Extracted data:
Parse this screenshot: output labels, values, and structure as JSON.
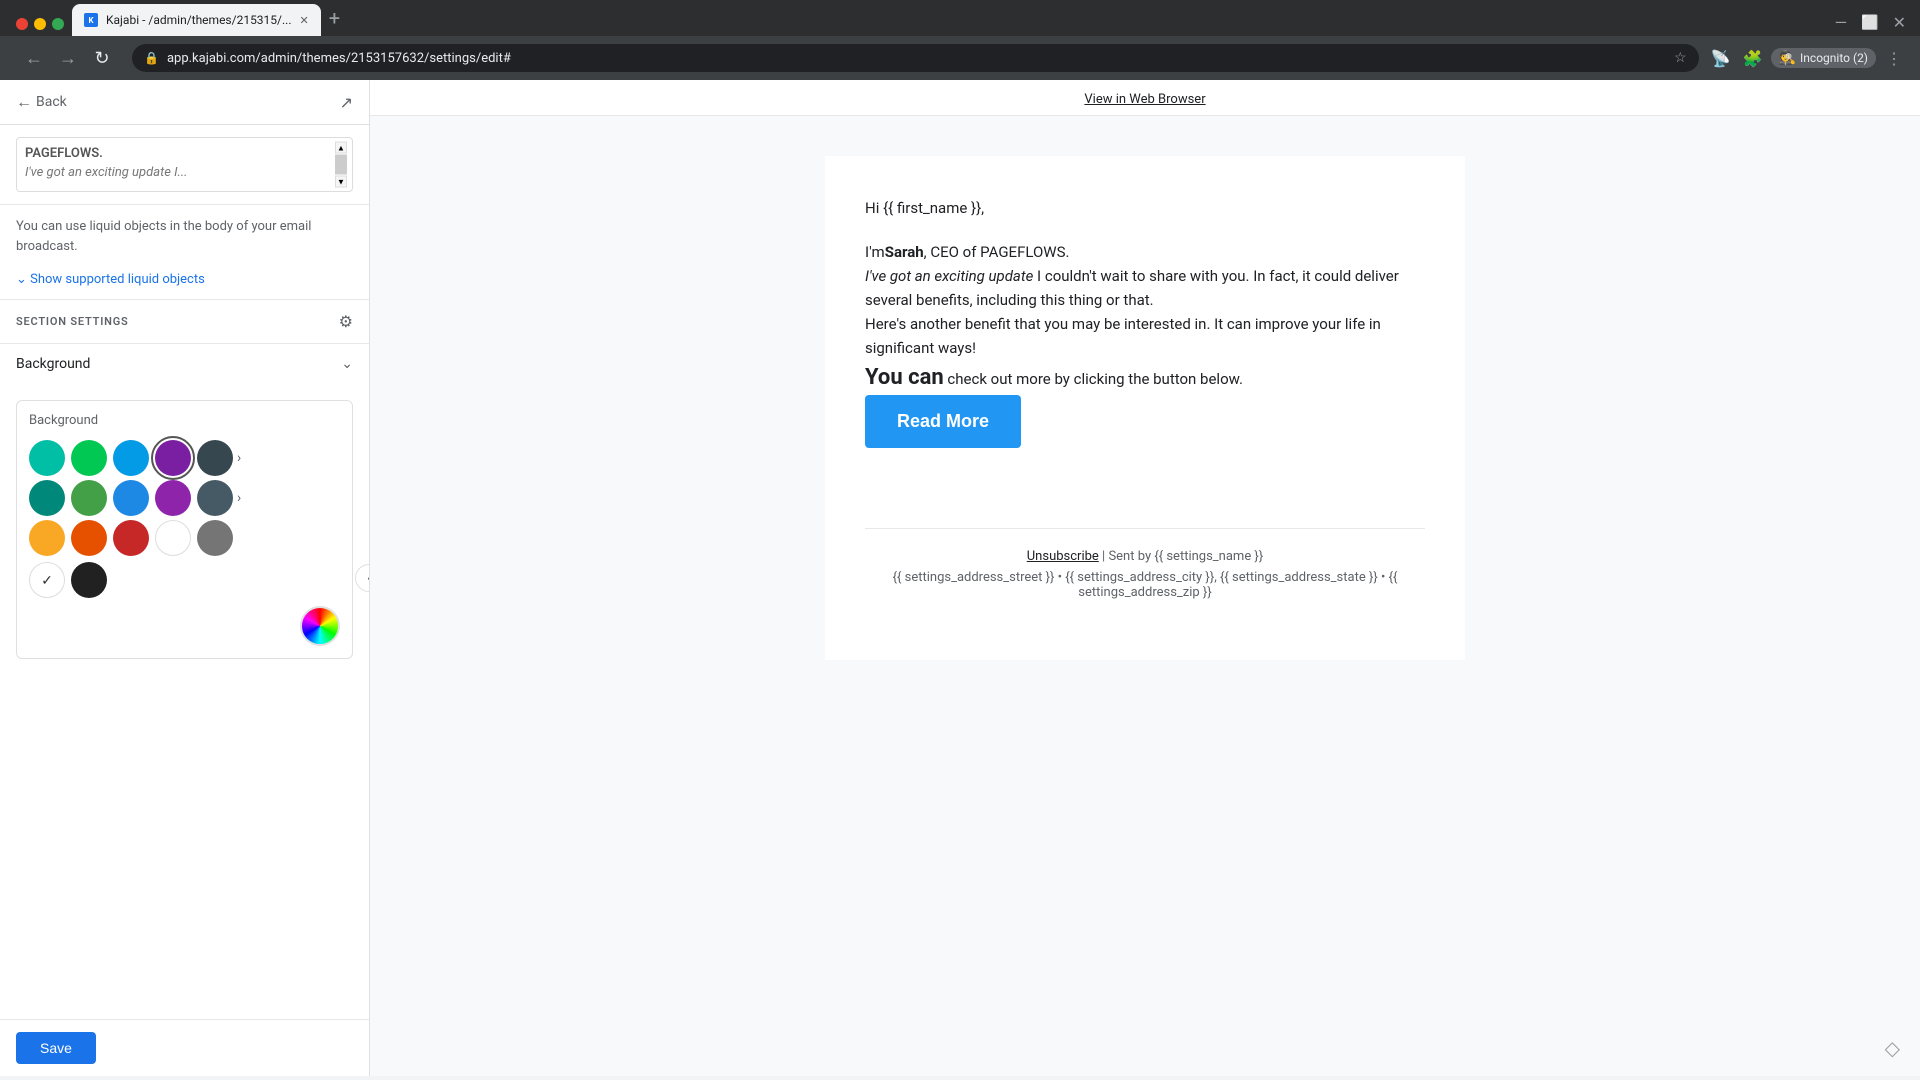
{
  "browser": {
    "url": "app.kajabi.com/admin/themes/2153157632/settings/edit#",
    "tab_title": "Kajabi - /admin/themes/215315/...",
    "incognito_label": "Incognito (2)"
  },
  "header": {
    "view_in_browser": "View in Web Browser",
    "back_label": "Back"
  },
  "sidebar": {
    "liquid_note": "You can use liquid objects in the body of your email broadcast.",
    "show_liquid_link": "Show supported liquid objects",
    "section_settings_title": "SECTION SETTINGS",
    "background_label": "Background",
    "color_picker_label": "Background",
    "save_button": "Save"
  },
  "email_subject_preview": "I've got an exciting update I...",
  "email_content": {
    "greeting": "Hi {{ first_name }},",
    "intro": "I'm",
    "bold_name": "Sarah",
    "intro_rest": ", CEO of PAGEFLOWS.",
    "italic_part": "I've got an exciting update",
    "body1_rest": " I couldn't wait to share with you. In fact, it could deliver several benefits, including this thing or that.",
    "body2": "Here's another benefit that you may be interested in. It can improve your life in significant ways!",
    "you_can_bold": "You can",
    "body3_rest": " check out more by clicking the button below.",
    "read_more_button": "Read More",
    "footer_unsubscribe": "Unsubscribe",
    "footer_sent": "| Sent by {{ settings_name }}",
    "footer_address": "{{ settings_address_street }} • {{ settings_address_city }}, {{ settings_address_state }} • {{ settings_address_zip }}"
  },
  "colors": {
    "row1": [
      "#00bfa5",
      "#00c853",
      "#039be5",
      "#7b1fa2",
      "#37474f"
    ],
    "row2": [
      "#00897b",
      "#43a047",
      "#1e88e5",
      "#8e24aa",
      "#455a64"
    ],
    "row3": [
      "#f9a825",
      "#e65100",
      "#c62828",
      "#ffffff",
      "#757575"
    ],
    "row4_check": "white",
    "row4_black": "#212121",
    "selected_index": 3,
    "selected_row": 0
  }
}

Written problem:
Reproduce all of the data exactly; the pictures do not belong in the copy.

Response:
Parse this screenshot: output labels, values, and structure as JSON.
{
  "browser": {
    "url": "app.kajabi.com/admin/themes/2153157632/settings/edit#",
    "tab_title": "Kajabi - /admin/themes/215315/...",
    "incognito_label": "Incognito (2)"
  },
  "header": {
    "view_in_browser": "View in Web Browser",
    "back_label": "Back"
  },
  "sidebar": {
    "liquid_note": "You can use liquid objects in the body of your email broadcast.",
    "show_liquid_link": "Show supported liquid objects",
    "section_settings_title": "SECTION SETTINGS",
    "background_label": "Background",
    "color_picker_label": "Background",
    "save_button": "Save"
  },
  "email_subject_preview": "I've got an exciting update I...",
  "email_content": {
    "greeting": "Hi {{ first_name }},",
    "intro": "I'm",
    "bold_name": "Sarah",
    "intro_rest": ", CEO of PAGEFLOWS.",
    "italic_part": "I've got an exciting update",
    "body1_rest": " I couldn't wait to share with you. In fact, it could deliver several benefits, including this thing or that.",
    "body2": "Here's another benefit that you may be interested in. It can improve your life in significant ways!",
    "you_can_bold": "You can",
    "body3_rest": " check out more by clicking the button below.",
    "read_more_button": "Read More",
    "footer_unsubscribe": "Unsubscribe",
    "footer_sent": "| Sent by {{ settings_name }}",
    "footer_address": "{{ settings_address_street }} • {{ settings_address_city }}, {{ settings_address_state }} • {{ settings_address_zip }}"
  },
  "colors": {
    "row1": [
      "#00bfa5",
      "#00c853",
      "#039be5",
      "#7b1fa2",
      "#37474f"
    ],
    "row2": [
      "#00897b",
      "#43a047",
      "#1e88e5",
      "#8e24aa",
      "#455a64"
    ],
    "row3": [
      "#f9a825",
      "#e65100",
      "#c62828",
      "#ffffff",
      "#757575"
    ],
    "row4_check": "white",
    "row4_black": "#212121",
    "selected_index": 3,
    "selected_row": 0
  }
}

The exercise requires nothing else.